— Begin MATERIAL FOR THIS TASK —

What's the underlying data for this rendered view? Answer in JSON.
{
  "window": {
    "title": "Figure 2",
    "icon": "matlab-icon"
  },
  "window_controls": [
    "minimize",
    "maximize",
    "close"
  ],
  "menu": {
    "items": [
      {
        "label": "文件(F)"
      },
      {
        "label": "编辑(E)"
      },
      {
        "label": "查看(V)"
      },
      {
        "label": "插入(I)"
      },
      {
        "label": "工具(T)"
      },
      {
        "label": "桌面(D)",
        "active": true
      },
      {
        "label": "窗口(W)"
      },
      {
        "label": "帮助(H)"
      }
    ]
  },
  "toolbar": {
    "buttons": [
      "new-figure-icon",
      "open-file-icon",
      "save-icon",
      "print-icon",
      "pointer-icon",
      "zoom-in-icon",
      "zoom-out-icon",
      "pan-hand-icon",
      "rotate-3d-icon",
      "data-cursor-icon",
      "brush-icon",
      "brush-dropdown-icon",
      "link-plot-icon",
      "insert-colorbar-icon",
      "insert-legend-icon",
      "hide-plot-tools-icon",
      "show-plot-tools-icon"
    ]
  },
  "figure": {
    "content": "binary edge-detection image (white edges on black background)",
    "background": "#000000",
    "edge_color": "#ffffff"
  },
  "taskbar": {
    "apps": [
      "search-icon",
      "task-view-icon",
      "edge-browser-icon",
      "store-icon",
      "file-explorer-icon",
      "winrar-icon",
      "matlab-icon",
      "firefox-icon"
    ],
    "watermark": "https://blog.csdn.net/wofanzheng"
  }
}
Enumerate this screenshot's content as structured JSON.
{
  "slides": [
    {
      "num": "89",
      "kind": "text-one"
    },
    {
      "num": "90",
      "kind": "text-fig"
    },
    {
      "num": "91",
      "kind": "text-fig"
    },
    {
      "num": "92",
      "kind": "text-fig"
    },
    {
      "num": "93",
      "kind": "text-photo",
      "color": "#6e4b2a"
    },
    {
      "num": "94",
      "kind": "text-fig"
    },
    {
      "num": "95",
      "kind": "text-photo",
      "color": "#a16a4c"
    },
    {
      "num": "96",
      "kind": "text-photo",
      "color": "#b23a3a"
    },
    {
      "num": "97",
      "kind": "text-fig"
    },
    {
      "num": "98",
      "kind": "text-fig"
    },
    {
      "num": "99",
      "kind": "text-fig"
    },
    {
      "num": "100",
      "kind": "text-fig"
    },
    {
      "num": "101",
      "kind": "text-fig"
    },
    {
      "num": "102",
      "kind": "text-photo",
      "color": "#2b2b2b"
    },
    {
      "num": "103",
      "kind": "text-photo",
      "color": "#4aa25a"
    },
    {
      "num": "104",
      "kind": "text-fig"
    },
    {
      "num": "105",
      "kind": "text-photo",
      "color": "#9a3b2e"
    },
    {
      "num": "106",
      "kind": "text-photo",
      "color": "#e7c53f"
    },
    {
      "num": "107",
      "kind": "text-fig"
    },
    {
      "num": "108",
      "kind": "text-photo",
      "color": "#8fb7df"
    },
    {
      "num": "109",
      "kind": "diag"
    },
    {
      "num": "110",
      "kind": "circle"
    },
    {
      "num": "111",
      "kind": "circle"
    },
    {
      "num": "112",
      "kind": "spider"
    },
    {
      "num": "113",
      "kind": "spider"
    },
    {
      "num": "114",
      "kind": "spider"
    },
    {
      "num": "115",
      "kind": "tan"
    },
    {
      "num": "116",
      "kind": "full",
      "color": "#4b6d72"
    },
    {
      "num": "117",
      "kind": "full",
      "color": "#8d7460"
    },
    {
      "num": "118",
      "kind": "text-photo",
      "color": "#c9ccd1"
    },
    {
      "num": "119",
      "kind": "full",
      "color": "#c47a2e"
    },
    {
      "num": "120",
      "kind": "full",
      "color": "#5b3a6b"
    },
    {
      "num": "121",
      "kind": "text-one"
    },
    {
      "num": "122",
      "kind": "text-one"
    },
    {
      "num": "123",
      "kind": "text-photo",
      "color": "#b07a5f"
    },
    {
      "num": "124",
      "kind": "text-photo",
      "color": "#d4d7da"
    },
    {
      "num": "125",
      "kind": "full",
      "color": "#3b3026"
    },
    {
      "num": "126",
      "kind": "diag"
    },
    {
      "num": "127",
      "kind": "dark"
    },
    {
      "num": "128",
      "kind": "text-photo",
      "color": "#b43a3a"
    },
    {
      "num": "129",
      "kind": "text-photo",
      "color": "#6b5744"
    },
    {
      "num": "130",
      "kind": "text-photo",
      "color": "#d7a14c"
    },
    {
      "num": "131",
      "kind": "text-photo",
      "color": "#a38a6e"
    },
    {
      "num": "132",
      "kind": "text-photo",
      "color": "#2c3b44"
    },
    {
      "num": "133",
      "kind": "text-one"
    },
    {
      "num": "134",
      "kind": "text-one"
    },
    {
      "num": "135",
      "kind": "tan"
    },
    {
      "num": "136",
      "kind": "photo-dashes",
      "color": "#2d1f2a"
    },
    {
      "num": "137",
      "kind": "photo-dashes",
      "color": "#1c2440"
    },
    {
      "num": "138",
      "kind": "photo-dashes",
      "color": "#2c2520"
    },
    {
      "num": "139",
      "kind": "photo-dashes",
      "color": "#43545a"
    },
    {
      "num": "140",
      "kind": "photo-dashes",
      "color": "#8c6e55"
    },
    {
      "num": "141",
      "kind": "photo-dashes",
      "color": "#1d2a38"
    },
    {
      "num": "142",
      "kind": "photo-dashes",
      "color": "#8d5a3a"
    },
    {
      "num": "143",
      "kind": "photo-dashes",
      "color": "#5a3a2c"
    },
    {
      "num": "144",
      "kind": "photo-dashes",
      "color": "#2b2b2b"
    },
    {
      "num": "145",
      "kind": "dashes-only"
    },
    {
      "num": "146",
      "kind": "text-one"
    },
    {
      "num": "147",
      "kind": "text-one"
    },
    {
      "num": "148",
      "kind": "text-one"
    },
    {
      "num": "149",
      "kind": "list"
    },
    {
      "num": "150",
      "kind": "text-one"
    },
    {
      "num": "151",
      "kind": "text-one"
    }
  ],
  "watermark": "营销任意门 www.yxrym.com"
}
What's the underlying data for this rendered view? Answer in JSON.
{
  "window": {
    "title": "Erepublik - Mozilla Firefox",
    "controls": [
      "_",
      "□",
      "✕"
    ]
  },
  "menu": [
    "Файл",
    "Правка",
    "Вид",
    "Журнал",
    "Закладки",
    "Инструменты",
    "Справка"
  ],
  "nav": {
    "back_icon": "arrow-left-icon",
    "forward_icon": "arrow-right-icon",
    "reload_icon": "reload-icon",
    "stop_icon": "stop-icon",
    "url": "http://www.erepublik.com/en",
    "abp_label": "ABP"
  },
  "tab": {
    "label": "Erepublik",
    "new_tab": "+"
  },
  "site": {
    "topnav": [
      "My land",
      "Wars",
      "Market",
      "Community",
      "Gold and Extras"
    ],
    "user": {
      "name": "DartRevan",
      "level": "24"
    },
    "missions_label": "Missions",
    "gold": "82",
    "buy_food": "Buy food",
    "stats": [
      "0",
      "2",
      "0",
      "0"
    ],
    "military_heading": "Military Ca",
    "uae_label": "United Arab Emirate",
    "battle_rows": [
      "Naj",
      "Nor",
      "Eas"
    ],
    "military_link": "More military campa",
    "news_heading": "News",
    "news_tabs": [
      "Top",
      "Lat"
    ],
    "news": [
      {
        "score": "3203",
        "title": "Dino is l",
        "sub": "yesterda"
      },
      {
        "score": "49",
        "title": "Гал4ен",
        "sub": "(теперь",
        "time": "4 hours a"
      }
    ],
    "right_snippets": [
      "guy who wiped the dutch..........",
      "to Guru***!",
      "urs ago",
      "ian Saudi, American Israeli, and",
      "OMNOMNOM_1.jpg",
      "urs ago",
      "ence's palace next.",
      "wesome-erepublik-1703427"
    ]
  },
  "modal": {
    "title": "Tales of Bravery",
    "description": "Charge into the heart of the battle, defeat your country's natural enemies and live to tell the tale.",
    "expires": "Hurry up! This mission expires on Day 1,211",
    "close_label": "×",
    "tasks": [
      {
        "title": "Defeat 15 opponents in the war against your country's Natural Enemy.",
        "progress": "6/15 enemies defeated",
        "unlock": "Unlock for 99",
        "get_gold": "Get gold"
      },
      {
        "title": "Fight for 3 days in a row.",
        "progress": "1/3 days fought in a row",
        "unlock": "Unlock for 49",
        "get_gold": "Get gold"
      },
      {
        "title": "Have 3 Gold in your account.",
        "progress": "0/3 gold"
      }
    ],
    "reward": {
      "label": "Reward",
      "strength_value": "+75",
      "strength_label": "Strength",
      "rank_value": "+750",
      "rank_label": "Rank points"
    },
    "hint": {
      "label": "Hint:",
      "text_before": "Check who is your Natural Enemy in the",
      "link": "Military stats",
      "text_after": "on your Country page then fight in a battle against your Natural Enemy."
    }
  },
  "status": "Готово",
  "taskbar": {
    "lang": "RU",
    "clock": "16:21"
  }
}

— End MATERIAL FOR THIS TASK —

▶ _EXERCISE TASK_
Identify each line holding the string "insert", and copy it out.

▶ _RESPONSE TO THIS EXERCISE_
      "insert-colorbar-icon",
      "insert-legend-icon",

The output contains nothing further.